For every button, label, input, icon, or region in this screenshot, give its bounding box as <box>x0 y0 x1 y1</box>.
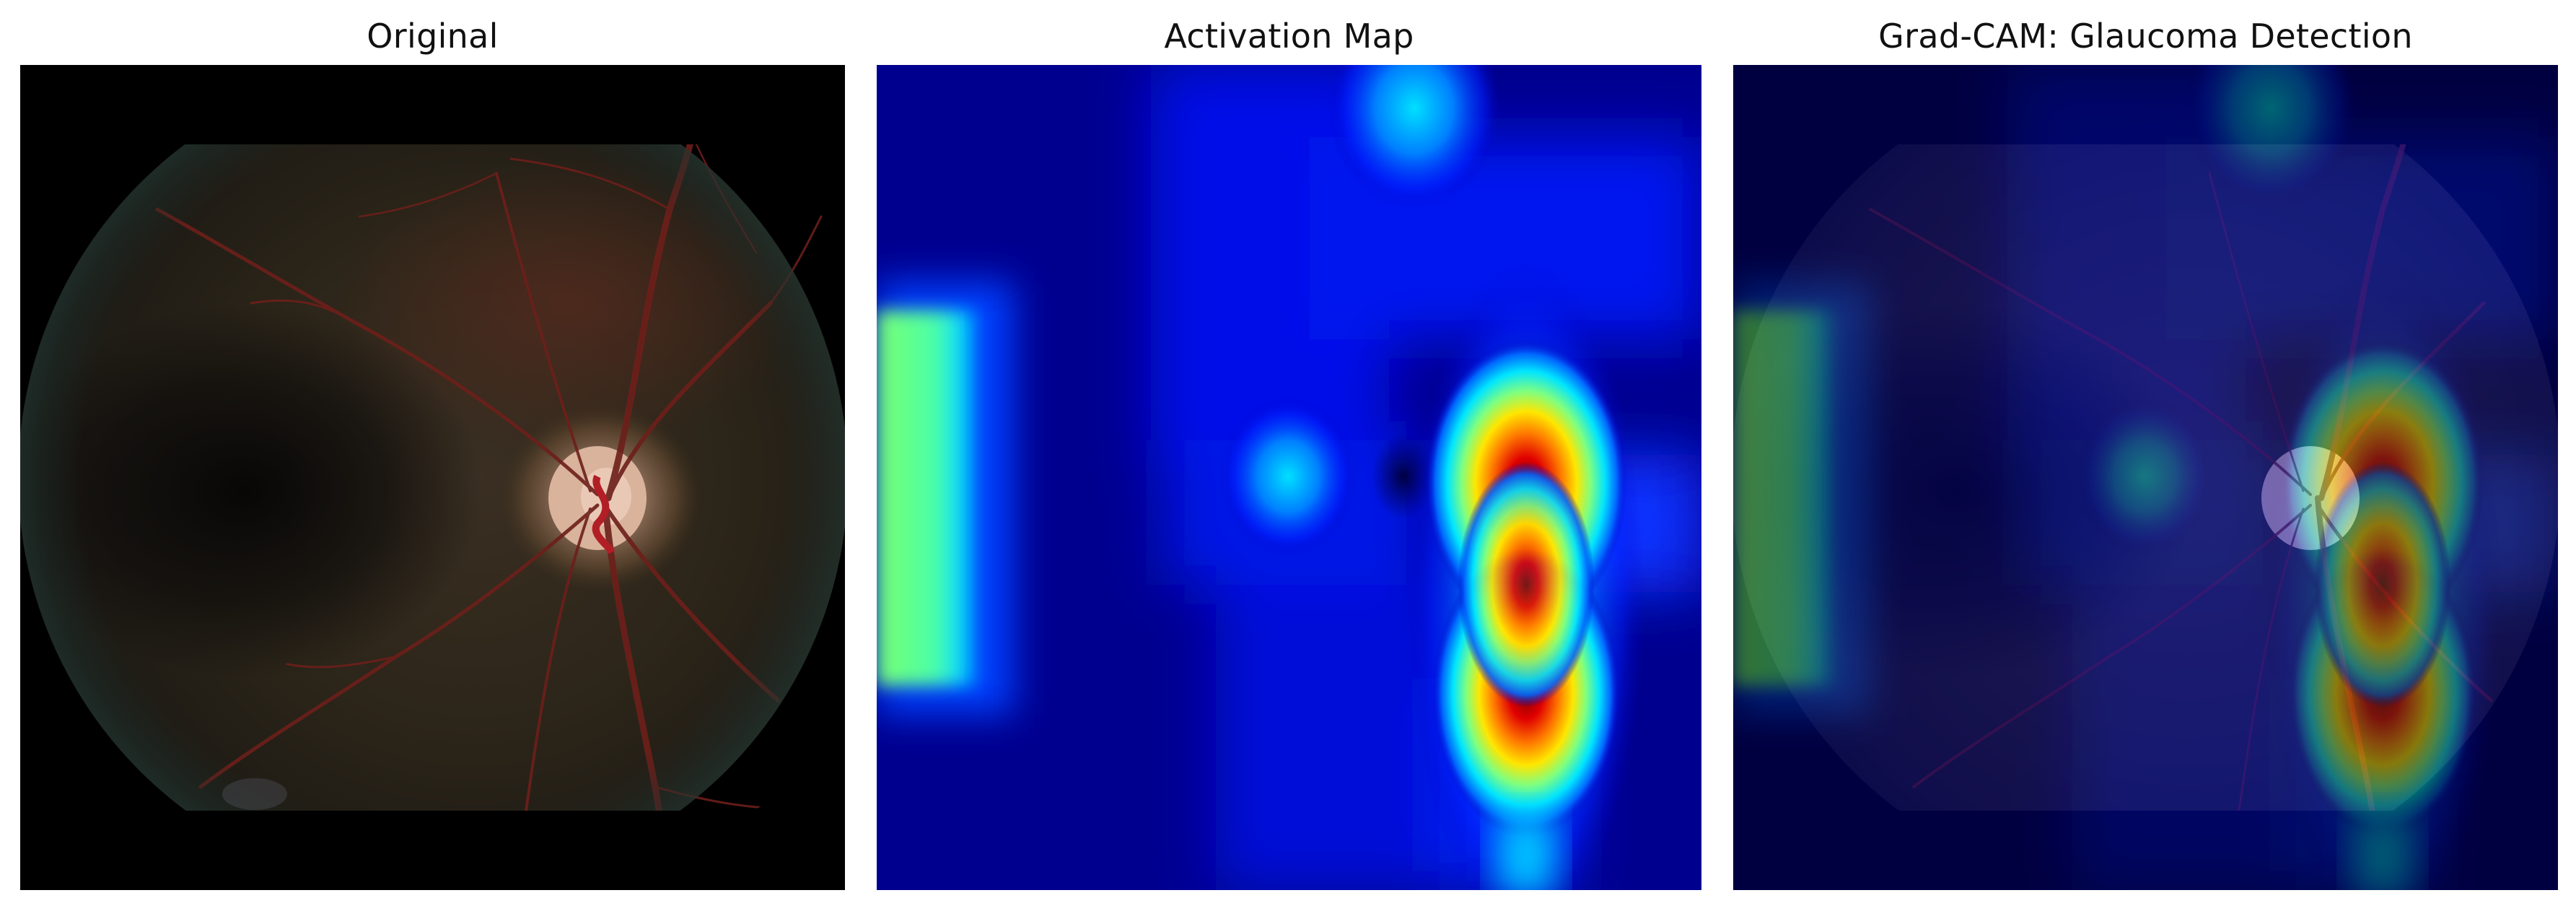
gradcam-overlay-svg <box>1733 65 2558 890</box>
activation-heatmap-svg <box>877 65 1701 890</box>
panel-title-gradcam: Grad-CAM: Glaucoma Detection <box>1878 17 2413 56</box>
activation-map-image <box>877 65 1701 890</box>
panel-title-activation-map: Activation Map <box>1164 17 1414 56</box>
gradcam-overlay-image <box>1733 65 2558 890</box>
panel-title-original: Original <box>367 17 499 56</box>
original-fundus-image <box>20 65 845 890</box>
fundus-image-svg <box>20 65 845 890</box>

+++++

> **EXERCISE OBJECTIVE**
Copy all the records above, switching "bounding box" to "enclosing box" and leaving everything else the same. Do not include the pictures.

> **TASK RESPONSE**
For every button, label, input, icon, or region in this screenshot, give its enclosing box as <box>x0 y0 x1 y1</box>.
gradcam-overlay-svg <box>1733 65 2558 890</box>
activation-heatmap-svg <box>877 65 1701 890</box>
panel-title-gradcam: Grad-CAM: Glaucoma Detection <box>1878 17 2413 56</box>
activation-map-image <box>877 65 1701 890</box>
panel-title-activation-map: Activation Map <box>1164 17 1414 56</box>
gradcam-overlay-image <box>1733 65 2558 890</box>
panel-title-original: Original <box>367 17 499 56</box>
original-fundus-image <box>20 65 845 890</box>
fundus-image-svg <box>20 65 845 890</box>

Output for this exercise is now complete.